_BRIEF_
Repeat every line of the material, character for character.

_DATASET EXTRACT_
::::::
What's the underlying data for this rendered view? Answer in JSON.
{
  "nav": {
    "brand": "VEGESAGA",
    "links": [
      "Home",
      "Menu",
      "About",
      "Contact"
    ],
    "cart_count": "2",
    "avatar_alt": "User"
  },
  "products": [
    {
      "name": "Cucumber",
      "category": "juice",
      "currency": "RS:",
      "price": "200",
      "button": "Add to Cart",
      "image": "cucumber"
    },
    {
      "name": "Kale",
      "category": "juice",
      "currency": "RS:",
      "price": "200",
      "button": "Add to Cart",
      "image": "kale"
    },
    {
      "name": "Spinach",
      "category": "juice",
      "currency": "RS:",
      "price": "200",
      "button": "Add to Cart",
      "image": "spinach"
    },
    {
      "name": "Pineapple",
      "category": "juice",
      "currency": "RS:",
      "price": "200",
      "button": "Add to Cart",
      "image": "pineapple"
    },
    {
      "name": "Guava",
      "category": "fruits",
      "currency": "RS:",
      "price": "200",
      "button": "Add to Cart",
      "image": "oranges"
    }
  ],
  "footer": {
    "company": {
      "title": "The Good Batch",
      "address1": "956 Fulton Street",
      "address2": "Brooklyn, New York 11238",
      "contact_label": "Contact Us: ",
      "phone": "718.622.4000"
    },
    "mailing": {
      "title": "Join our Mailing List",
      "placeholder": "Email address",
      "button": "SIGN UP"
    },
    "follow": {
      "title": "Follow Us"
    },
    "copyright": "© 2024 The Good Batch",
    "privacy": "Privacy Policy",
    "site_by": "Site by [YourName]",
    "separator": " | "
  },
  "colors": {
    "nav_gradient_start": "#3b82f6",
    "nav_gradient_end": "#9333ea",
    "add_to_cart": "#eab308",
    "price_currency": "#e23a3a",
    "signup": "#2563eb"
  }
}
::::::
_ANSWER IN FULL_
What's the underlying data for this rendered view? Answer in JSON.
{
  "nav": {
    "brand": "VEGESAGA",
    "links": [
      "Home",
      "Menu",
      "About",
      "Contact"
    ],
    "cart_count": "2",
    "avatar_alt": "User"
  },
  "products": [
    {
      "name": "Cucumber",
      "category": "juice",
      "currency": "RS:",
      "price": "200",
      "button": "Add to Cart",
      "image": "cucumber"
    },
    {
      "name": "Kale",
      "category": "juice",
      "currency": "RS:",
      "price": "200",
      "button": "Add to Cart",
      "image": "kale"
    },
    {
      "name": "Spinach",
      "category": "juice",
      "currency": "RS:",
      "price": "200",
      "button": "Add to Cart",
      "image": "spinach"
    },
    {
      "name": "Pineapple",
      "category": "juice",
      "currency": "RS:",
      "price": "200",
      "button": "Add to Cart",
      "image": "pineapple"
    },
    {
      "name": "Guava",
      "category": "fruits",
      "currency": "RS:",
      "price": "200",
      "button": "Add to Cart",
      "image": "oranges"
    }
  ],
  "footer": {
    "company": {
      "title": "The Good Batch",
      "address1": "956 Fulton Street",
      "address2": "Brooklyn, New York 11238",
      "contact_label": "Contact Us: ",
      "phone": "718.622.4000"
    },
    "mailing": {
      "title": "Join our Mailing List",
      "placeholder": "Email address",
      "button": "SIGN UP"
    },
    "follow": {
      "title": "Follow Us"
    },
    "copyright": "© 2024 The Good Batch",
    "privacy": "Privacy Policy",
    "site_by": "Site by [YourName]",
    "separator": " | "
  },
  "colors": {
    "nav_gradient_start": "#3b82f6",
    "nav_gradient_end": "#9333ea",
    "add_to_cart": "#eab308",
    "price_currency": "#e23a3a",
    "signup": "#2563eb"
  }
}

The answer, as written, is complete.